» Task to complete: Extract and list every line that contains the word "color".

[Figure contents as structured data]
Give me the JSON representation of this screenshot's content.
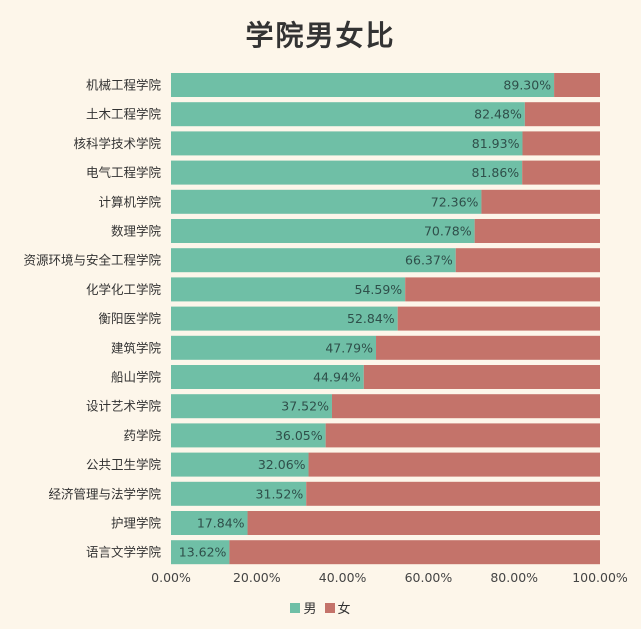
{
  "chart_data": {
    "type": "bar",
    "orientation": "horizontal",
    "stacked": true,
    "title": "学院男女比",
    "categories": [
      "机械工程学院",
      "土木工程学院",
      "核科学技术学院",
      "电气工程学院",
      "计算机学院",
      "数理学院",
      "资源环境与安全工程学院",
      "化学化工学院",
      "衡阳医学院",
      "建筑学院",
      "船山学院",
      "设计艺术学院",
      "药学院",
      "公共卫生学院",
      "经济管理与法学学院",
      "护理学院",
      "语言文学学院"
    ],
    "series": [
      {
        "name": "男",
        "color": "#6fbfa6",
        "values": [
          89.3,
          82.48,
          81.93,
          81.86,
          72.36,
          70.78,
          66.37,
          54.59,
          52.84,
          47.79,
          44.94,
          37.52,
          36.05,
          32.06,
          31.52,
          17.84,
          13.62
        ]
      },
      {
        "name": "女",
        "color": "#c4736a",
        "values": [
          10.7,
          17.52,
          18.07,
          18.14,
          27.64,
          29.22,
          33.63,
          45.41,
          47.16,
          52.21,
          55.06,
          62.48,
          63.95,
          67.94,
          68.48,
          82.16,
          86.38
        ]
      }
    ],
    "data_labels": [
      "89.30%",
      "82.48%",
      "81.93%",
      "81.86%",
      "72.36%",
      "70.78%",
      "66.37%",
      "54.59%",
      "52.84%",
      "47.79%",
      "44.94%",
      "37.52%",
      "36.05%",
      "32.06%",
      "31.52%",
      "17.84%",
      "13.62%"
    ],
    "x_ticks": [
      "0.00%",
      "20.00%",
      "40.00%",
      "60.00%",
      "80.00%",
      "100.00%"
    ],
    "xlim": [
      0,
      100
    ],
    "grid": false,
    "legend": "bottom"
  }
}
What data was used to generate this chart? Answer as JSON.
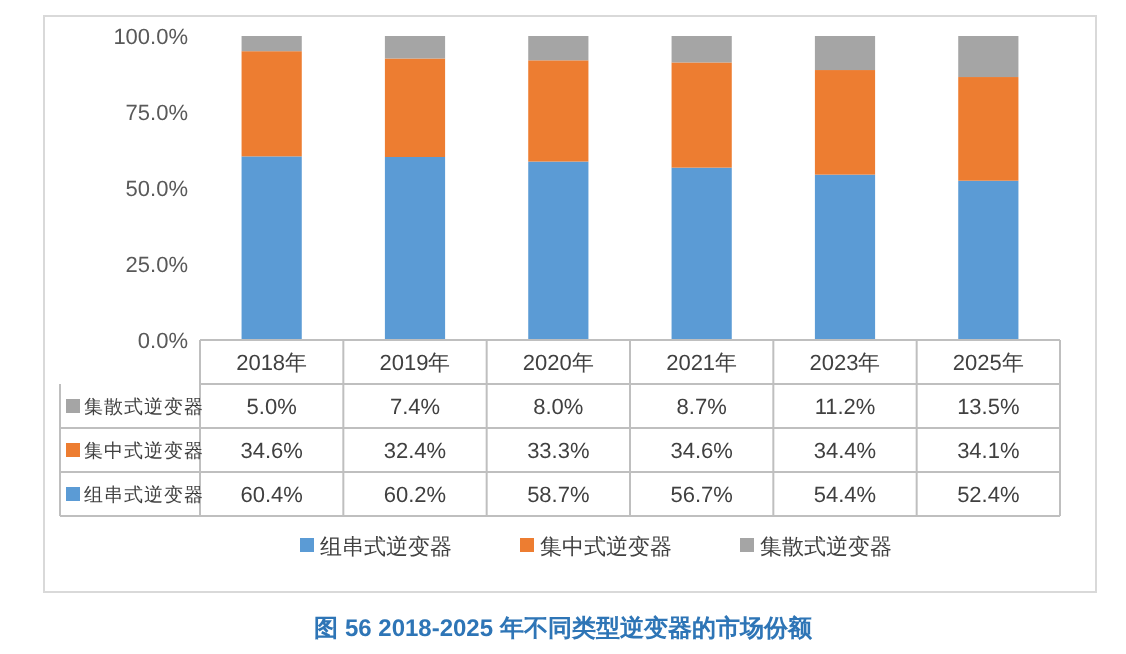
{
  "chart_data": {
    "type": "bar",
    "stacked": true,
    "title": "图 56   2018-2025 年不同类型逆变器的市场份额",
    "categories": [
      "2018年",
      "2019年",
      "2020年",
      "2021年",
      "2023年",
      "2025年"
    ],
    "series": [
      {
        "name": "组串式逆变器",
        "color": "#5b9bd5",
        "values": [
          60.4,
          60.2,
          58.7,
          56.7,
          54.4,
          52.4
        ],
        "value_labels": [
          "60.4%",
          "60.2%",
          "58.7%",
          "56.7%",
          "54.4%",
          "52.4%"
        ]
      },
      {
        "name": "集中式逆变器",
        "color": "#ed7d31",
        "values": [
          34.6,
          32.4,
          33.3,
          34.6,
          34.4,
          34.1
        ],
        "value_labels": [
          "34.6%",
          "32.4%",
          "33.3%",
          "34.6%",
          "34.4%",
          "34.1%"
        ]
      },
      {
        "name": "集散式逆变器",
        "color": "#a5a5a5",
        "values": [
          5.0,
          7.4,
          8.0,
          8.7,
          11.2,
          13.5
        ],
        "value_labels": [
          "5.0%",
          "7.4%",
          "8.0%",
          "8.7%",
          "11.2%",
          "13.5%"
        ]
      }
    ],
    "ylim": [
      0,
      100
    ],
    "yticks": [
      {
        "value": 0,
        "label": "0.0%"
      },
      {
        "value": 25,
        "label": "25.0%"
      },
      {
        "value": 50,
        "label": "50.0%"
      },
      {
        "value": 75,
        "label": "75.0%"
      },
      {
        "value": 100,
        "label": "100.0%"
      }
    ],
    "grid": false,
    "legend": "bottom"
  }
}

» Response to the exercise:
        "color": "#6fbfa6",
        "color": "#c4736a",
        "color": "#5b9bd5",
        "color": "#ed7d31",
        "color": "#a5a5a5",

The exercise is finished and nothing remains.